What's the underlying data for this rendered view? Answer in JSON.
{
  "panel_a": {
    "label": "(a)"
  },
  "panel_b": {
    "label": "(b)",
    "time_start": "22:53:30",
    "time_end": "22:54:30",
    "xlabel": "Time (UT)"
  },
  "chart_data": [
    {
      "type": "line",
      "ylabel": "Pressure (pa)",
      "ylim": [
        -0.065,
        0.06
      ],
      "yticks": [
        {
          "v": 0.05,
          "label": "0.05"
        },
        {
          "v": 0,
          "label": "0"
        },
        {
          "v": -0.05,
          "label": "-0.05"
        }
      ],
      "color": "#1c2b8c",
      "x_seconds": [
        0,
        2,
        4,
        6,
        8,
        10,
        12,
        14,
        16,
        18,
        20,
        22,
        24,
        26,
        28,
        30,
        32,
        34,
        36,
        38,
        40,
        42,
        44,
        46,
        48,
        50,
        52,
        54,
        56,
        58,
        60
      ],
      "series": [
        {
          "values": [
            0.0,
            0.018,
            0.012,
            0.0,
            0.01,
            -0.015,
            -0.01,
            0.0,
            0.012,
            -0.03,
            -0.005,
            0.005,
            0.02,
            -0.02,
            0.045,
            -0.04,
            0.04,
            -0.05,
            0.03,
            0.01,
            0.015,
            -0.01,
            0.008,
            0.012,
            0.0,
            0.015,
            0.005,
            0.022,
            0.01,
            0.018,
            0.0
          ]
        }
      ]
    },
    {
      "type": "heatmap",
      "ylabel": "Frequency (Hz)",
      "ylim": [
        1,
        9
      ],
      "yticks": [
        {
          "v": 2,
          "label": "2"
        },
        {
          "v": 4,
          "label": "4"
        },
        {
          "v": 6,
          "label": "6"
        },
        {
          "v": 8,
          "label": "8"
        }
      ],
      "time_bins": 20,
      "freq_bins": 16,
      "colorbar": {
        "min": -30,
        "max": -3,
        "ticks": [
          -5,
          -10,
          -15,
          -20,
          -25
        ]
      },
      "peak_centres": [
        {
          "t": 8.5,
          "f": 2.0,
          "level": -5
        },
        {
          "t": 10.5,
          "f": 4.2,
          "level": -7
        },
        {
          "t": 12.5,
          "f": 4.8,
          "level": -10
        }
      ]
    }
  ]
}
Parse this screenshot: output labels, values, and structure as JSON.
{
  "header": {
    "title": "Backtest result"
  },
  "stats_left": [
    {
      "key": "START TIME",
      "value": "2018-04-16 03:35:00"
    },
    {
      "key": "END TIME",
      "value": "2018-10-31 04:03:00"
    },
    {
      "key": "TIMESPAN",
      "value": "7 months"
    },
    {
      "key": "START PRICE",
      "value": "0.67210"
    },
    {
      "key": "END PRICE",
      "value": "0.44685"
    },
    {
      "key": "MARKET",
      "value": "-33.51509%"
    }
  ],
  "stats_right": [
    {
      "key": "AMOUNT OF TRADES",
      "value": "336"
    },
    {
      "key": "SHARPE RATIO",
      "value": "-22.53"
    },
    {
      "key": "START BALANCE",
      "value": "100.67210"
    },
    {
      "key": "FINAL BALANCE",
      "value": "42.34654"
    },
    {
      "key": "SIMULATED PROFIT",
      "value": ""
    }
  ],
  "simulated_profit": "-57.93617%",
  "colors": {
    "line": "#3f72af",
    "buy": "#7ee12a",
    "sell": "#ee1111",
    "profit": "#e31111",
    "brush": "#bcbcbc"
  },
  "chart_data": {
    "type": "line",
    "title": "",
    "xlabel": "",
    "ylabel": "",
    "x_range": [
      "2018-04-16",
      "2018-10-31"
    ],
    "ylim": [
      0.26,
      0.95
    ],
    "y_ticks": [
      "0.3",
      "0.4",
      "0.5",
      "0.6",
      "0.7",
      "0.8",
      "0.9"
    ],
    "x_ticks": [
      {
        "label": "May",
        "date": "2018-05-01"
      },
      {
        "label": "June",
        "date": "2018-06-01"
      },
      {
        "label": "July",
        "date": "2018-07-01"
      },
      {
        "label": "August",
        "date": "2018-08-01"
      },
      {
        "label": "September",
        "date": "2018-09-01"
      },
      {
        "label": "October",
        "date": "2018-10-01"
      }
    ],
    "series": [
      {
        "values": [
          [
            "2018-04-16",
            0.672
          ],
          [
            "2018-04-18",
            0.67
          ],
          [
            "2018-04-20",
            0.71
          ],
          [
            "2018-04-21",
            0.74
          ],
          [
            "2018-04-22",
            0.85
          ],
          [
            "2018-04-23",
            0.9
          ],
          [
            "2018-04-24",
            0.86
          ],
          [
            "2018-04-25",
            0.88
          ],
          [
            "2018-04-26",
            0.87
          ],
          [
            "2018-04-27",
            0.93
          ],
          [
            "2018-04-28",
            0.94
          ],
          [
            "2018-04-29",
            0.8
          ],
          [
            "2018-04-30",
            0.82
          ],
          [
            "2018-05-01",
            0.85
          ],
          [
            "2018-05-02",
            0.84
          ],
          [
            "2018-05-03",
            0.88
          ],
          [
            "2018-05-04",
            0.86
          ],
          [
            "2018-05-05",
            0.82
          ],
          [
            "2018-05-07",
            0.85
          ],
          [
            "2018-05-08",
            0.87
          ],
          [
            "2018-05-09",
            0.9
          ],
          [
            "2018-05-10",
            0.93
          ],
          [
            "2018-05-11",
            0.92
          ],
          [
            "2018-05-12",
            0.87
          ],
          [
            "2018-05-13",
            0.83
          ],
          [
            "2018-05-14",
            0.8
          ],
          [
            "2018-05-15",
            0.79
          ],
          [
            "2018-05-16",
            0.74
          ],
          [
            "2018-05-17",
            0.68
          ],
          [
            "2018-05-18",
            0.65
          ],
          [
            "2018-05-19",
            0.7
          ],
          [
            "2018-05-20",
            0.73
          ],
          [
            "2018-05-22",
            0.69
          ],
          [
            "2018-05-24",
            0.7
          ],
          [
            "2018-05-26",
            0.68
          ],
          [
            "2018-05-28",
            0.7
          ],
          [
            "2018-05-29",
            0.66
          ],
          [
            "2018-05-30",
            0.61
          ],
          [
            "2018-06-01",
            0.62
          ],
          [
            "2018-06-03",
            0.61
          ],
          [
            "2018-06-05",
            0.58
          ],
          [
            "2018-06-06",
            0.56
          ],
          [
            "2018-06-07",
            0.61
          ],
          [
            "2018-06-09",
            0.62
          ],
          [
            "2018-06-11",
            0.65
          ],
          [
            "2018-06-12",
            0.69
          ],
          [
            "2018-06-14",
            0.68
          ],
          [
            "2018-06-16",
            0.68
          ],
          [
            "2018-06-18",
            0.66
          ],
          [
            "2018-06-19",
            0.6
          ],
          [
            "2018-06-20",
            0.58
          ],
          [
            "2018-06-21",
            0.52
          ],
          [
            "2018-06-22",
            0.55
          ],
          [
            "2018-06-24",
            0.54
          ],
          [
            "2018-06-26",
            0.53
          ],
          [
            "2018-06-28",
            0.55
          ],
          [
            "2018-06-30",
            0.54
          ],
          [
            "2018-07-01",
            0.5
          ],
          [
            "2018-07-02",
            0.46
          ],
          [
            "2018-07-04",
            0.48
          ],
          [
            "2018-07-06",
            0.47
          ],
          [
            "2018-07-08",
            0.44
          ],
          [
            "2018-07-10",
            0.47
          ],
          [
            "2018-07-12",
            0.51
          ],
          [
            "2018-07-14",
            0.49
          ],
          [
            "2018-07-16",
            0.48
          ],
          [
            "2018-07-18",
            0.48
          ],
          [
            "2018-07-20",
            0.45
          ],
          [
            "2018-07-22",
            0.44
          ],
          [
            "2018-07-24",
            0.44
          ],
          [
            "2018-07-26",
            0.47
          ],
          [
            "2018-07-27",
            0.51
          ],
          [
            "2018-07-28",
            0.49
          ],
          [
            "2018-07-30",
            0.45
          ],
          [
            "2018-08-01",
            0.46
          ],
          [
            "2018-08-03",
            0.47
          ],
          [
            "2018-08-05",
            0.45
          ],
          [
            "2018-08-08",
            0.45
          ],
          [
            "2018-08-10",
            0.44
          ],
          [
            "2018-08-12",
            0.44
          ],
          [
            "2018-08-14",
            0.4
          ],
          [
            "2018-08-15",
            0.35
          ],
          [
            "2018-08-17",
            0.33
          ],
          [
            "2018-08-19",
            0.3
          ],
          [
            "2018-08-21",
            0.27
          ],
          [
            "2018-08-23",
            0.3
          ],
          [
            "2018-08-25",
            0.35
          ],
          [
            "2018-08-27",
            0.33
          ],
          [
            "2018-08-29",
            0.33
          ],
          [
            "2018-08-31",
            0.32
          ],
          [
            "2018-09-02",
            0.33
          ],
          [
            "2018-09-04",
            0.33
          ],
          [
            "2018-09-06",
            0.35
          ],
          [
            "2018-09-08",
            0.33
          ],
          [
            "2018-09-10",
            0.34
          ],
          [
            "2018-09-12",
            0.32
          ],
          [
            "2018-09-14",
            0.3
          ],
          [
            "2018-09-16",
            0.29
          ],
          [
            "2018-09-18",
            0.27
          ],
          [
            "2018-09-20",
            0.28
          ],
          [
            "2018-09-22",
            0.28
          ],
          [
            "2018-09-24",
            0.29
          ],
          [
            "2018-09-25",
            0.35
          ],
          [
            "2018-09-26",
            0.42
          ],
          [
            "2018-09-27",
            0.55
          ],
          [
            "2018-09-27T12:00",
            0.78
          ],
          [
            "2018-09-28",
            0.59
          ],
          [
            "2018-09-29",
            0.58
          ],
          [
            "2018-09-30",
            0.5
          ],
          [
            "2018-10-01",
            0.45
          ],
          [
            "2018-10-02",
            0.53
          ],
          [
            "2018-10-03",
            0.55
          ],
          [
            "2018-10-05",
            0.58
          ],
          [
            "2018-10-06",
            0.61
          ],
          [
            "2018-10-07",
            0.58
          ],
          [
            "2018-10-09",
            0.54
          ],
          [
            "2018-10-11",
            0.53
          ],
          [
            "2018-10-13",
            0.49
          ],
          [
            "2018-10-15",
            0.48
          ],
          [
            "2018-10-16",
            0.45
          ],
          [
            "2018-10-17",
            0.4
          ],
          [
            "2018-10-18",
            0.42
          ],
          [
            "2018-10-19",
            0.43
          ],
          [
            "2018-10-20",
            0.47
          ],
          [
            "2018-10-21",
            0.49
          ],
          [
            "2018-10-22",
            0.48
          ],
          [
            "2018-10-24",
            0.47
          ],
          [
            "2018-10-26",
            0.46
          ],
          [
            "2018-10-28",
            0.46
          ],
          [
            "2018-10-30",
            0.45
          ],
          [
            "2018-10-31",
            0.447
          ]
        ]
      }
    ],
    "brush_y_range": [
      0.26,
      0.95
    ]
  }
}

....................

### Task requirements:
What count of lines in the listing contain the word "ylabel"? Reply with the number only.

### Answer:
3